# Task directions
Lines from the one containing "Give me a plain-text" through the end of the data are to be returned exactly, and no others.

==*==

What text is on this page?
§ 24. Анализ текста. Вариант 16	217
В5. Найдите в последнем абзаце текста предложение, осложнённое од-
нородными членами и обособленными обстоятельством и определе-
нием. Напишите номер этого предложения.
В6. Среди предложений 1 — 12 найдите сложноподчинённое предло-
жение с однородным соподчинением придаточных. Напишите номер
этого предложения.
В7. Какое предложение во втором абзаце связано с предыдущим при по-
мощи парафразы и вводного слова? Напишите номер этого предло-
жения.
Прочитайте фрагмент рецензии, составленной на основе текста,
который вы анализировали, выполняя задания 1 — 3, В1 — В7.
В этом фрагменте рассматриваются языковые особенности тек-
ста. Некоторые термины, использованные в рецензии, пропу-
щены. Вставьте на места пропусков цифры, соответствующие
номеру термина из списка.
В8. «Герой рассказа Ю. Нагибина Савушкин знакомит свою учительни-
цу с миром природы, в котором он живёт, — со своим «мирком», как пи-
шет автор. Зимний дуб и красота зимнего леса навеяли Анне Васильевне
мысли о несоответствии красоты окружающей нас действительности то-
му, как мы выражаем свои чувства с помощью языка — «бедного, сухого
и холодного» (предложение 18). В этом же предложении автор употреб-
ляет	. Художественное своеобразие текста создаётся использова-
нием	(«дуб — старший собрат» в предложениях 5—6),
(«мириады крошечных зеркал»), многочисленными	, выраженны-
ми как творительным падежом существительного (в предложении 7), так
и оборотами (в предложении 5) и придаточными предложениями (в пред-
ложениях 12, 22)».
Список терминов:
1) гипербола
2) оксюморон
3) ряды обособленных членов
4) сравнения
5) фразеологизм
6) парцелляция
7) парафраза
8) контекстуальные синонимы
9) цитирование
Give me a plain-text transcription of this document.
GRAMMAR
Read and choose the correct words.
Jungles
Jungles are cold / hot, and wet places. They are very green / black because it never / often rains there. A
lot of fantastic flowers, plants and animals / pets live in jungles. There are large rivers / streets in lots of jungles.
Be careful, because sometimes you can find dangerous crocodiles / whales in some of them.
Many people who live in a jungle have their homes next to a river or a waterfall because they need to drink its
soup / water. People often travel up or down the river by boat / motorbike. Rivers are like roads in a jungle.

==*==

# Solution to the exercise
Give me a plain-text transcription of this document.
GRAMMAR
Read and choose the correct words.
Jungles
Jungles are cold / hot, and wet places. They are very green / black because it never / often rains there. A
lot of fantastic flowers, plants and animals / pets live in jungles. There are large rivers / streets in lots of jungles.
Be careful, because sometimes you can find dangerous crocodiles / whales in some of them.
Many people who live in a jungle have their homes next to a river or a waterfall because they need to drink its
soup / water. People often travel up or down the river by boat / motorbike. Rivers are like roads in a jungle.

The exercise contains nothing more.